_SHORT EXERCISE_. Identify each line holding the string "插入循环边工具" and copy it.

— start EXCERPTED RECORDS —

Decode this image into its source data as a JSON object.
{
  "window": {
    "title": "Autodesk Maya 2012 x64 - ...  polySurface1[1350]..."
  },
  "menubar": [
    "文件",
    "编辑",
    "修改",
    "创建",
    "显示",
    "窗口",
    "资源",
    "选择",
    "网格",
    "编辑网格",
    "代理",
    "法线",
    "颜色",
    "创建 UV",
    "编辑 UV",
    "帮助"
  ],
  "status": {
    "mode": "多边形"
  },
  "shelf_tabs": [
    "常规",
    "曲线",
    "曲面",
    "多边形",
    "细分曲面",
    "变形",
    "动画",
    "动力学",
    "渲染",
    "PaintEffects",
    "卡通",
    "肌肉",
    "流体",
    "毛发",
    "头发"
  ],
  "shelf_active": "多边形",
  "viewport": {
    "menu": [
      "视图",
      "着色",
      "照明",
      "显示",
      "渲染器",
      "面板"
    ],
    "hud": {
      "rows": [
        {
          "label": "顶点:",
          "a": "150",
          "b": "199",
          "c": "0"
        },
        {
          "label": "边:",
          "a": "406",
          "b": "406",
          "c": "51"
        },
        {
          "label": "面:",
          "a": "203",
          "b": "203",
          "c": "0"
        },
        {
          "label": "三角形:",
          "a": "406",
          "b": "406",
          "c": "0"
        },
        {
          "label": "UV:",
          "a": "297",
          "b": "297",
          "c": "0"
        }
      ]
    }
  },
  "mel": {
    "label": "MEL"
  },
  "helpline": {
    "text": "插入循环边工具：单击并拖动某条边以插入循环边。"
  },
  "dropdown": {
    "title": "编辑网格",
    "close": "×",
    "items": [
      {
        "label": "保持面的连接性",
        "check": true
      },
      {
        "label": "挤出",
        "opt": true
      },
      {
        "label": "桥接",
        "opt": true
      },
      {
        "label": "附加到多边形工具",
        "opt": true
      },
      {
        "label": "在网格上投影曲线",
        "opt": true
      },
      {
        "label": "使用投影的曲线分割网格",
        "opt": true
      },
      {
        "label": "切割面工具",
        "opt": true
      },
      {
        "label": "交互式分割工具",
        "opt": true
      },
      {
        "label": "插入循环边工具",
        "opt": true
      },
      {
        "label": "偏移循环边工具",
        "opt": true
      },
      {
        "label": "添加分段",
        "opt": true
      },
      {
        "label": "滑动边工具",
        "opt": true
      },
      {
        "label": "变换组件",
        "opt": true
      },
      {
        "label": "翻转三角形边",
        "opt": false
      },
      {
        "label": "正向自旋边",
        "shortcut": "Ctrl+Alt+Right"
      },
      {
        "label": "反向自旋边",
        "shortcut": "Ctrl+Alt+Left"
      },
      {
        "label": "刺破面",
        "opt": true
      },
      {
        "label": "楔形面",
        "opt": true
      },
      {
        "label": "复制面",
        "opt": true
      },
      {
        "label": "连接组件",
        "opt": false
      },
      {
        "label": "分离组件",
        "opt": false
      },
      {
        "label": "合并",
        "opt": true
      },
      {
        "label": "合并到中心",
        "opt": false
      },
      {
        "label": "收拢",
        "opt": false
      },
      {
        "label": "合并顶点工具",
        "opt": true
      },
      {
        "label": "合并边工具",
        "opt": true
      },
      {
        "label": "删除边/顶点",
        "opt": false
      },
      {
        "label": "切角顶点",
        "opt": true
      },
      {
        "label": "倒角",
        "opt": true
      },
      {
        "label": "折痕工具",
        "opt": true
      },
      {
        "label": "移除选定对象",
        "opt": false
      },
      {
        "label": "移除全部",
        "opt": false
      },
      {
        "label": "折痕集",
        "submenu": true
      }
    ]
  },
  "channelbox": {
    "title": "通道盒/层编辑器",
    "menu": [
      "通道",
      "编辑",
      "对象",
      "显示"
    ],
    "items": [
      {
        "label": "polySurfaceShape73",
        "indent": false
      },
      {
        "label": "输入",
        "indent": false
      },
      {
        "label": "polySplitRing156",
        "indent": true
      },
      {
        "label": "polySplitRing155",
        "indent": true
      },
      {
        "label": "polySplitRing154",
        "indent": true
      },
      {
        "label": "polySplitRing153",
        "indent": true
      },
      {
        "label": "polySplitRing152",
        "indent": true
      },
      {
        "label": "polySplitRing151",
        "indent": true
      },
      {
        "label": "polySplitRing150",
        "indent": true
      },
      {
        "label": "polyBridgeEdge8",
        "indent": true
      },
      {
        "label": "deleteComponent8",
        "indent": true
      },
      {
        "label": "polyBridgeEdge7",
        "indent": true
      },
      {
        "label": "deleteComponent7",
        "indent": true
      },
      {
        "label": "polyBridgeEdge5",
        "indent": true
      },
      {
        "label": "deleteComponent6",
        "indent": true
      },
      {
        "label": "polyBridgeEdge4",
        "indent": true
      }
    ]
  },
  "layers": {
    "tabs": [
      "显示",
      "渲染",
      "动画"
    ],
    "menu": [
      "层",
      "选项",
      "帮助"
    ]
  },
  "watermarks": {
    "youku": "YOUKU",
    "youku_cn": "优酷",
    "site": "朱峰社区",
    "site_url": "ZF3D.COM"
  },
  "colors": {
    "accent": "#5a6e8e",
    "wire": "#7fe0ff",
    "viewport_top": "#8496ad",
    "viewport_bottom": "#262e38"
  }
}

— end EXCERPTED RECORDS —

_WRITTEN SOLUTION_.
    "text": "插入循环边工具：单击并拖动某条边以插入循环边。"
        "label": "插入循环边工具",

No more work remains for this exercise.